◆ The request
Repeat exactly the lines below from the line that contains "Extract all readable text from this page." to the last line, inclusive, without the pictures.

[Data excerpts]
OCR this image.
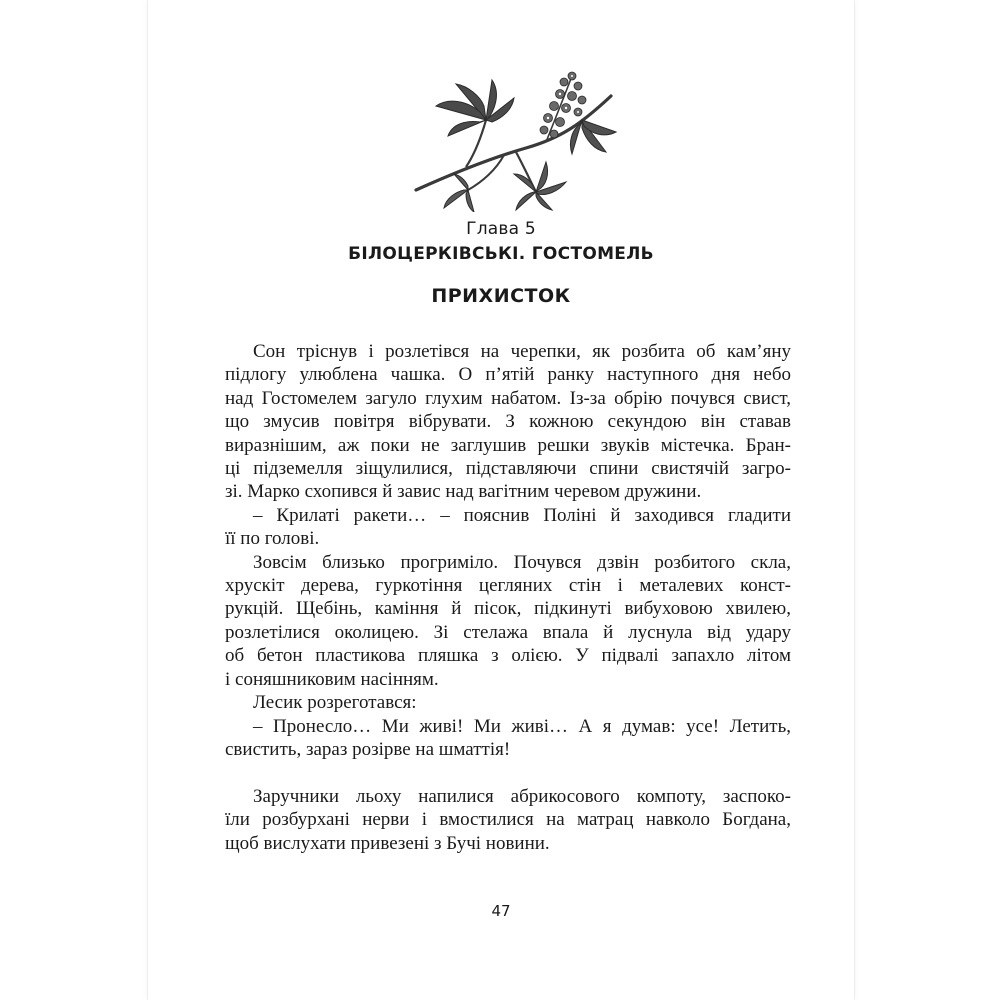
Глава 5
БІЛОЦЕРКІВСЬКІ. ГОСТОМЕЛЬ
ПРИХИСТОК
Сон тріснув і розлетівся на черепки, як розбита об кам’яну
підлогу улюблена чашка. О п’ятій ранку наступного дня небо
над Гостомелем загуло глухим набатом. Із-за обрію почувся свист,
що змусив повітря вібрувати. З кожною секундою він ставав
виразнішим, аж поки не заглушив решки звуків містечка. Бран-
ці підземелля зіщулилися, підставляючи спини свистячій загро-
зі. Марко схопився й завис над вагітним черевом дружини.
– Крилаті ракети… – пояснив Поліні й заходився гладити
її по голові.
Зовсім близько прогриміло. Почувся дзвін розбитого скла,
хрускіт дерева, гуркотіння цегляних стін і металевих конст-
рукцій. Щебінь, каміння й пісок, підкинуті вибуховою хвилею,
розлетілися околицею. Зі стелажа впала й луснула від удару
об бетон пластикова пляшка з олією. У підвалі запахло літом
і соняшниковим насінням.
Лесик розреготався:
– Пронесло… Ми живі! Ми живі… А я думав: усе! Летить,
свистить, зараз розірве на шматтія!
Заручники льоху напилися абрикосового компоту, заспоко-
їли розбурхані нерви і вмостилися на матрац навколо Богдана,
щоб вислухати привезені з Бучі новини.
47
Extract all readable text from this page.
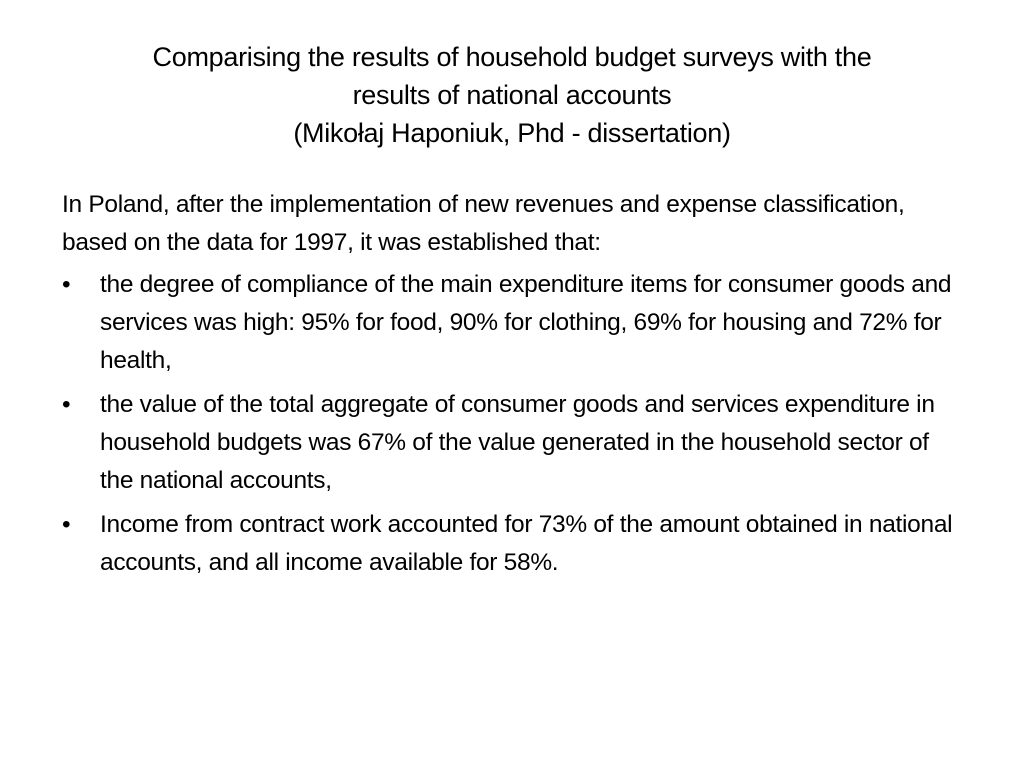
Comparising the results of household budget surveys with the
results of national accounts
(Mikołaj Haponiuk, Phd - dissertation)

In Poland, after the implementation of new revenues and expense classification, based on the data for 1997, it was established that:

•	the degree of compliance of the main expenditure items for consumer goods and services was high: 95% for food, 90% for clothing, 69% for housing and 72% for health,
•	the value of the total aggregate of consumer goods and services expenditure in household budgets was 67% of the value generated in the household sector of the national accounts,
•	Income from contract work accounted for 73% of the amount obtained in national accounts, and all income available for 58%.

◆ Result
Extract all readable text from this page.
Comparising the results of household budget surveys with the
results of national accounts
(Mikołaj Haponiuk, Phd - dissertation)

In Poland, after the implementation of new revenues and expense classification, based on the data for 1997, it was established that:

•	the degree of compliance of the main expenditure items for consumer goods and services was high: 95% for food, 90% for clothing, 69% for housing and 72% for health,
•	the value of the total aggregate of consumer goods and services expenditure in household budgets was 67% of the value generated in the household sector of the national accounts,
•	Income from contract work accounted for 73% of the amount obtained in national accounts, and all income available for 58%.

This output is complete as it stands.